MATERIAL SHOWN:
BEGIN
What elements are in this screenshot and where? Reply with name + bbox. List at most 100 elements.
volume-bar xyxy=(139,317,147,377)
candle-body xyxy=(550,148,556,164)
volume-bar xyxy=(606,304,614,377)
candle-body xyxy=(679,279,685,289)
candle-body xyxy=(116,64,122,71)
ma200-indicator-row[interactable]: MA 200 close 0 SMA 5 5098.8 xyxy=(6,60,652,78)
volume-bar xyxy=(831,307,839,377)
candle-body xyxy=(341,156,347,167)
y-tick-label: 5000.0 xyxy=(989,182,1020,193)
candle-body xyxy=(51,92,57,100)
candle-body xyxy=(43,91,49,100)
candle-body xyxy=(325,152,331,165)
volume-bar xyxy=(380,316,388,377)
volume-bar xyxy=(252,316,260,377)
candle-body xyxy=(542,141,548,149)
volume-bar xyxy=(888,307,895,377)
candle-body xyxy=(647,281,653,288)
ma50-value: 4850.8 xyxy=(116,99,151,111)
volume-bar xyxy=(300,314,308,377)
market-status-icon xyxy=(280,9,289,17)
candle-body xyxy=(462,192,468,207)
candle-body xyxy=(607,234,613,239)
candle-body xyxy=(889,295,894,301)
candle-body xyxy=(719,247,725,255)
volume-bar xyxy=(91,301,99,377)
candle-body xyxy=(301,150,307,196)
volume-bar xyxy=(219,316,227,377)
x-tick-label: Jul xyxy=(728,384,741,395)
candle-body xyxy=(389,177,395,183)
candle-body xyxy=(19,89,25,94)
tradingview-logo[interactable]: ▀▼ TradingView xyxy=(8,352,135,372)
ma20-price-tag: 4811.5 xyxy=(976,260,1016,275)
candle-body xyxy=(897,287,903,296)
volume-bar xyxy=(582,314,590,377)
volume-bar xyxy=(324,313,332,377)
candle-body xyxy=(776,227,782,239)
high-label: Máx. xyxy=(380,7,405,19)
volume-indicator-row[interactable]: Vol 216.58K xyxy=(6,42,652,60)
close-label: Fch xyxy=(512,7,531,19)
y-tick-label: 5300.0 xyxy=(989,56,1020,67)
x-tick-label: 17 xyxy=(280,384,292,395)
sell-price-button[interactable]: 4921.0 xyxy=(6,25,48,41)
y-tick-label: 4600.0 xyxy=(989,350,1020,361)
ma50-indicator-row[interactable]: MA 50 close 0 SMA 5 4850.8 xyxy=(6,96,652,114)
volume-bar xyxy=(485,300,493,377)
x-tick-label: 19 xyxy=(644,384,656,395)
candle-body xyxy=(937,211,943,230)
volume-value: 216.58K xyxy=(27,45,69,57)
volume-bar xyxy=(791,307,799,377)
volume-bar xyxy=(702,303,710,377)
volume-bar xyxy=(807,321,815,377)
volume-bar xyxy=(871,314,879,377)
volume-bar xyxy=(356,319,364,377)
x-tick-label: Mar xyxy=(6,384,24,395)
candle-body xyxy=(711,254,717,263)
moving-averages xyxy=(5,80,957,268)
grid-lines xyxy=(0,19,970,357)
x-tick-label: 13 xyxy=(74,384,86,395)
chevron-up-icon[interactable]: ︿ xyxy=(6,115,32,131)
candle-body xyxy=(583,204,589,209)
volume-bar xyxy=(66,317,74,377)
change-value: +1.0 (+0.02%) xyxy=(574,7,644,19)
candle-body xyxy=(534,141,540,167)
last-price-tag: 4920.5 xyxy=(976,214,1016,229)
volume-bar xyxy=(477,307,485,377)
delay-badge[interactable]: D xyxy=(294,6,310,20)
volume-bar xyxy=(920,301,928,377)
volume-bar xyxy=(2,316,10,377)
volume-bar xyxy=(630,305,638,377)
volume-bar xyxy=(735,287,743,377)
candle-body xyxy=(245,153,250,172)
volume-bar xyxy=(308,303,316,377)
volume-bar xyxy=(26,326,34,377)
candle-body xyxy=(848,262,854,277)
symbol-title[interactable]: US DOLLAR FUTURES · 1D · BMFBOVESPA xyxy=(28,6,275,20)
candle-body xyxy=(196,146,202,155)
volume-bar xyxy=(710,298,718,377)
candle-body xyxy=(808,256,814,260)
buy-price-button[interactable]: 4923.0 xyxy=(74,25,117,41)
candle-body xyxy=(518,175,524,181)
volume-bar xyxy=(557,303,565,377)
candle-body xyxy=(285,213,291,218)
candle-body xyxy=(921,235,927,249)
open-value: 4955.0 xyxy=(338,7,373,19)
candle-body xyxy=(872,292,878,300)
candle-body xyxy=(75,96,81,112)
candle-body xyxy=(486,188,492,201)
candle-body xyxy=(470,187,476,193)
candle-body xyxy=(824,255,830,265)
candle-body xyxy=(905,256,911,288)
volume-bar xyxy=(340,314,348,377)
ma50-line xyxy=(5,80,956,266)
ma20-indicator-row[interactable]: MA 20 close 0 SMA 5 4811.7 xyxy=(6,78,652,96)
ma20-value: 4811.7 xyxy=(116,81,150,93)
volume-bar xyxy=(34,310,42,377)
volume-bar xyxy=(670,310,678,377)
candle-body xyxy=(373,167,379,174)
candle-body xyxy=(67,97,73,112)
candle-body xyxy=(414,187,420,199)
END
BRIEF: Can you quote every entry above, word for word?

THE COMPLETED TASK:
What elements are in this screenshot and where? Reply with name + bbox. List at most 100 elements.
volume-bar xyxy=(139,317,147,377)
candle-body xyxy=(550,148,556,164)
volume-bar xyxy=(606,304,614,377)
candle-body xyxy=(679,279,685,289)
candle-body xyxy=(116,64,122,71)
ma200-indicator-row[interactable]: MA 200 close 0 SMA 5 5098.8 xyxy=(6,60,652,78)
volume-bar xyxy=(831,307,839,377)
candle-body xyxy=(341,156,347,167)
y-tick-label: 5000.0 xyxy=(989,182,1020,193)
candle-body xyxy=(51,92,57,100)
candle-body xyxy=(43,91,49,100)
candle-body xyxy=(325,152,331,165)
volume-bar xyxy=(380,316,388,377)
volume-bar xyxy=(252,316,260,377)
candle-body xyxy=(542,141,548,149)
volume-bar xyxy=(888,307,895,377)
candle-body xyxy=(647,281,653,288)
ma50-value: 4850.8 xyxy=(116,99,151,111)
volume-bar xyxy=(300,314,308,377)
market-status-icon xyxy=(280,9,289,17)
candle-body xyxy=(462,192,468,207)
candle-body xyxy=(607,234,613,239)
candle-body xyxy=(889,295,894,301)
candle-body xyxy=(719,247,725,255)
volume-bar xyxy=(91,301,99,377)
candle-body xyxy=(301,150,307,196)
volume-bar xyxy=(219,316,227,377)
x-tick-label: Jul xyxy=(728,384,741,395)
candle-body xyxy=(389,177,395,183)
candle-body xyxy=(19,89,25,94)
tradingview-logo[interactable]: ▀▼ TradingView xyxy=(8,352,135,372)
ma20-price-tag: 4811.5 xyxy=(976,260,1016,275)
candle-body xyxy=(897,287,903,296)
volume-bar xyxy=(582,314,590,377)
volume-bar xyxy=(324,313,332,377)
candle-body xyxy=(776,227,782,239)
high-label: Máx. xyxy=(380,7,405,19)
volume-indicator-row[interactable]: Vol 216.58K xyxy=(6,42,652,60)
close-label: Fch xyxy=(512,7,531,19)
y-tick-label: 5300.0 xyxy=(989,56,1020,67)
x-tick-label: 17 xyxy=(280,384,292,395)
sell-price-button[interactable]: 4921.0 xyxy=(6,25,48,41)
y-tick-label: 4600.0 xyxy=(989,350,1020,361)
ma50-indicator-row[interactable]: MA 50 close 0 SMA 5 4850.8 xyxy=(6,96,652,114)
volume-bar xyxy=(485,300,493,377)
x-tick-label: 19 xyxy=(644,384,656,395)
candle-body xyxy=(937,211,943,230)
volume-value: 216.58K xyxy=(27,45,69,57)
volume-bar xyxy=(791,307,799,377)
volume-bar xyxy=(702,303,710,377)
volume-bar xyxy=(807,321,815,377)
volume-bar xyxy=(871,314,879,377)
volume-bar xyxy=(356,319,364,377)
x-tick-label: Mar xyxy=(6,384,24,395)
candle-body xyxy=(711,254,717,263)
moving-averages xyxy=(5,80,957,268)
grid-lines xyxy=(0,19,970,357)
x-tick-label: 13 xyxy=(74,384,86,395)
chevron-up-icon[interactable]: ︿ xyxy=(6,115,32,131)
candle-body xyxy=(583,204,589,209)
volume-bar xyxy=(66,317,74,377)
change-value: +1.0 (+0.02%) xyxy=(574,7,644,19)
candle-body xyxy=(534,141,540,167)
last-price-tag: 4920.5 xyxy=(976,214,1016,229)
volume-bar xyxy=(477,307,485,377)
delay-badge[interactable]: D xyxy=(294,6,310,20)
volume-bar xyxy=(920,301,928,377)
volume-bar xyxy=(2,316,10,377)
volume-bar xyxy=(630,305,638,377)
volume-bar xyxy=(735,287,743,377)
candle-body xyxy=(245,153,250,172)
volume-bar xyxy=(308,303,316,377)
volume-bar xyxy=(26,326,34,377)
candle-body xyxy=(848,262,854,277)
symbol-title[interactable]: US DOLLAR FUTURES · 1D · BMFBOVESPA xyxy=(28,6,275,20)
candle-body xyxy=(196,146,202,155)
volume-bar xyxy=(710,298,718,377)
candle-body xyxy=(808,256,814,260)
buy-price-button[interactable]: 4923.0 xyxy=(74,25,117,41)
candle-body xyxy=(518,175,524,181)
volume-bar xyxy=(557,303,565,377)
candle-body xyxy=(285,213,291,218)
candle-body xyxy=(921,235,927,249)
open-value: 4955.0 xyxy=(338,7,373,19)
candle-body xyxy=(872,292,878,300)
candle-body xyxy=(75,96,81,112)
candle-body xyxy=(486,188,492,201)
candle-body xyxy=(470,187,476,193)
candle-body xyxy=(824,255,830,265)
candle-body xyxy=(905,256,911,288)
volume-bar xyxy=(340,314,348,377)
ma50-line xyxy=(5,80,956,266)
ma20-indicator-row[interactable]: MA 20 close 0 SMA 5 4811.7 xyxy=(6,78,652,96)
ma20-value: 4811.7 xyxy=(116,81,150,93)
volume-bar xyxy=(34,310,42,377)
volume-bar xyxy=(670,310,678,377)
candle-body xyxy=(373,167,379,174)
candle-body xyxy=(67,97,73,112)
candle-body xyxy=(414,187,420,199)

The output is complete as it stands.